**The problem**
Word for word, give the material below again, minus any images.

**Stored data**
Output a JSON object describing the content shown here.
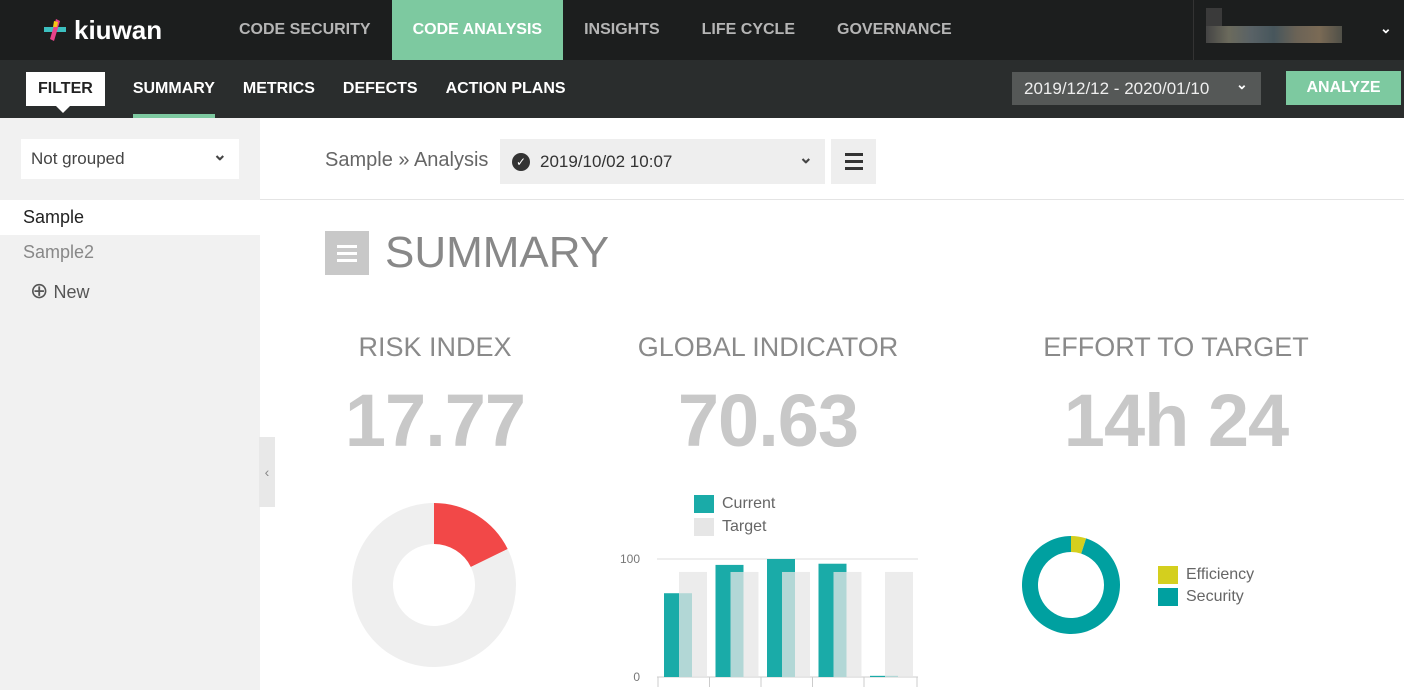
{
  "brand": {
    "name": "kiuwan"
  },
  "top_nav": [
    {
      "label": "CODE SECURITY"
    },
    {
      "label": "CODE ANALYSIS",
      "active": true
    },
    {
      "label": "INSIGHTS"
    },
    {
      "label": "LIFE CYCLE"
    },
    {
      "label": "GOVERNANCE"
    }
  ],
  "sub_nav": {
    "filter": "FILTER",
    "items": [
      {
        "label": "SUMMARY",
        "active": true
      },
      {
        "label": "METRICS"
      },
      {
        "label": "DEFECTS"
      },
      {
        "label": "ACTION PLANS"
      }
    ]
  },
  "date_range": "2019/12/12 - 2020/01/10",
  "analyze_label": "ANALYZE",
  "sidebar": {
    "grouping": "Not grouped",
    "apps": [
      {
        "label": "Sample",
        "selected": true
      },
      {
        "label": "Sample2"
      }
    ],
    "new_label": "New"
  },
  "breadcrumb": "Sample » Analysis",
  "analysis_select": "2019/10/02 10:07",
  "page_title": "SUMMARY",
  "kpis": {
    "risk": {
      "title": "RISK INDEX",
      "value": "17.77"
    },
    "global": {
      "title": "GLOBAL INDICATOR",
      "value": "70.63"
    },
    "effort": {
      "title": "EFFORT TO TARGET",
      "value": "14h 24"
    }
  },
  "colors": {
    "accent": "#7dc9a0",
    "teal": "#1aaba8",
    "risk": "#f24848",
    "efficiency": "#d4cf1e",
    "security": "#00a0a0"
  },
  "chart_data": [
    {
      "type": "pie",
      "donut": true,
      "slices": [
        {
          "value": 17.77,
          "color": "#f24848"
        },
        {
          "value": 82.23,
          "color": "#efefef"
        }
      ]
    },
    {
      "type": "bar",
      "categories": [
        "",
        "",
        "",
        "",
        ""
      ],
      "ylim": [
        0,
        100
      ],
      "yticks": [
        "0",
        "100"
      ],
      "legend": "top",
      "series": [
        {
          "name": "Current",
          "color": "#1aaba8",
          "values": [
            71,
            95,
            100,
            96,
            1
          ]
        },
        {
          "name": "Target",
          "color": "#e6e6e6",
          "values": [
            89,
            89,
            89,
            89,
            89
          ]
        }
      ]
    },
    {
      "type": "pie",
      "donut": true,
      "legend": "right",
      "slices": [
        {
          "name": "Efficiency",
          "value": 5,
          "color": "#d4cf1e"
        },
        {
          "name": "Security",
          "value": 95,
          "color": "#00a0a0"
        }
      ]
    }
  ]
}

**Answer in full**
Output a JSON object describing the content shown here.
{
  "brand": {
    "name": "kiuwan"
  },
  "top_nav": [
    {
      "label": "CODE SECURITY"
    },
    {
      "label": "CODE ANALYSIS",
      "active": true
    },
    {
      "label": "INSIGHTS"
    },
    {
      "label": "LIFE CYCLE"
    },
    {
      "label": "GOVERNANCE"
    }
  ],
  "sub_nav": {
    "filter": "FILTER",
    "items": [
      {
        "label": "SUMMARY",
        "active": true
      },
      {
        "label": "METRICS"
      },
      {
        "label": "DEFECTS"
      },
      {
        "label": "ACTION PLANS"
      }
    ]
  },
  "date_range": "2019/12/12 - 2020/01/10",
  "analyze_label": "ANALYZE",
  "sidebar": {
    "grouping": "Not grouped",
    "apps": [
      {
        "label": "Sample",
        "selected": true
      },
      {
        "label": "Sample2"
      }
    ],
    "new_label": "New"
  },
  "breadcrumb": "Sample » Analysis",
  "analysis_select": "2019/10/02 10:07",
  "page_title": "SUMMARY",
  "kpis": {
    "risk": {
      "title": "RISK INDEX",
      "value": "17.77"
    },
    "global": {
      "title": "GLOBAL INDICATOR",
      "value": "70.63"
    },
    "effort": {
      "title": "EFFORT TO TARGET",
      "value": "14h 24"
    }
  },
  "colors": {
    "accent": "#7dc9a0",
    "teal": "#1aaba8",
    "risk": "#f24848",
    "efficiency": "#d4cf1e",
    "security": "#00a0a0"
  },
  "chart_data": [
    {
      "type": "pie",
      "donut": true,
      "slices": [
        {
          "value": 17.77,
          "color": "#f24848"
        },
        {
          "value": 82.23,
          "color": "#efefef"
        }
      ]
    },
    {
      "type": "bar",
      "categories": [
        "",
        "",
        "",
        "",
        ""
      ],
      "ylim": [
        0,
        100
      ],
      "yticks": [
        "0",
        "100"
      ],
      "legend": "top",
      "series": [
        {
          "name": "Current",
          "color": "#1aaba8",
          "values": [
            71,
            95,
            100,
            96,
            1
          ]
        },
        {
          "name": "Target",
          "color": "#e6e6e6",
          "values": [
            89,
            89,
            89,
            89,
            89
          ]
        }
      ]
    },
    {
      "type": "pie",
      "donut": true,
      "legend": "right",
      "slices": [
        {
          "name": "Efficiency",
          "value": 5,
          "color": "#d4cf1e"
        },
        {
          "name": "Security",
          "value": 95,
          "color": "#00a0a0"
        }
      ]
    }
  ]
}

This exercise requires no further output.